(Dataset entries)
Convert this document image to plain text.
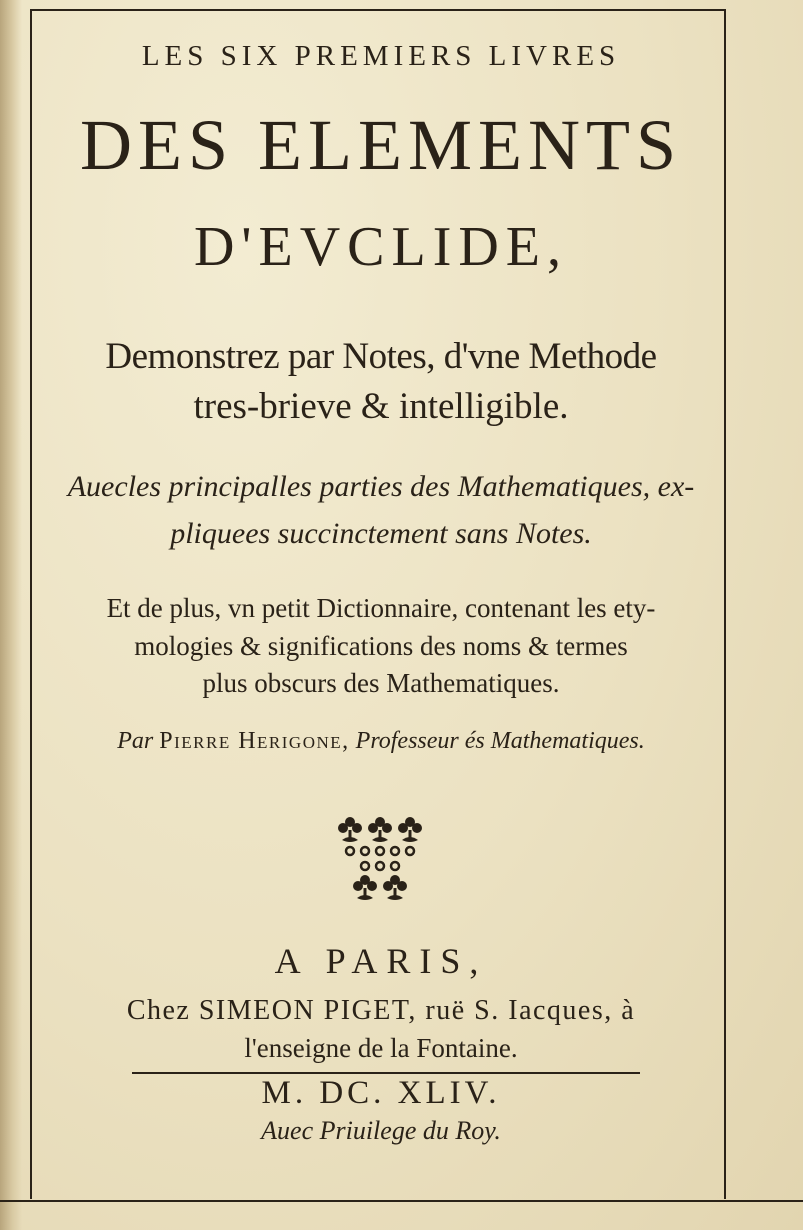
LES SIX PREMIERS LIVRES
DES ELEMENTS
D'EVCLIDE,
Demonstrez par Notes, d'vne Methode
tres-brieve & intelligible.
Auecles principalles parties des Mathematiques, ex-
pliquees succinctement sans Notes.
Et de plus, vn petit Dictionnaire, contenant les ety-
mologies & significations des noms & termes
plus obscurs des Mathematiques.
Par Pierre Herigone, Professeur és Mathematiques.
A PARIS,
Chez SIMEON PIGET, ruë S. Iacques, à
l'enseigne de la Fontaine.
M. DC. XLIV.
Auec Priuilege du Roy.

## Task to complete
Transcribe the records above exactly, leaving out every picture.

## Solution
Convert this document image to plain text.
LES SIX PREMIERS LIVRES
DES ELEMENTS
D'EVCLIDE,
Demonstrez par Notes, d'vne Methode
tres-brieve & intelligible.
Auecles principalles parties des Mathematiques, ex-
pliquees succinctement sans Notes.
Et de plus, vn petit Dictionnaire, contenant les ety-
mologies & significations des noms & termes
plus obscurs des Mathematiques.
Par Pierre Herigone, Professeur és Mathematiques.
A PARIS,
Chez SIMEON PIGET, ruë S. Iacques, à
l'enseigne de la Fontaine.
M. DC. XLIV.
Auec Priuilege du Roy.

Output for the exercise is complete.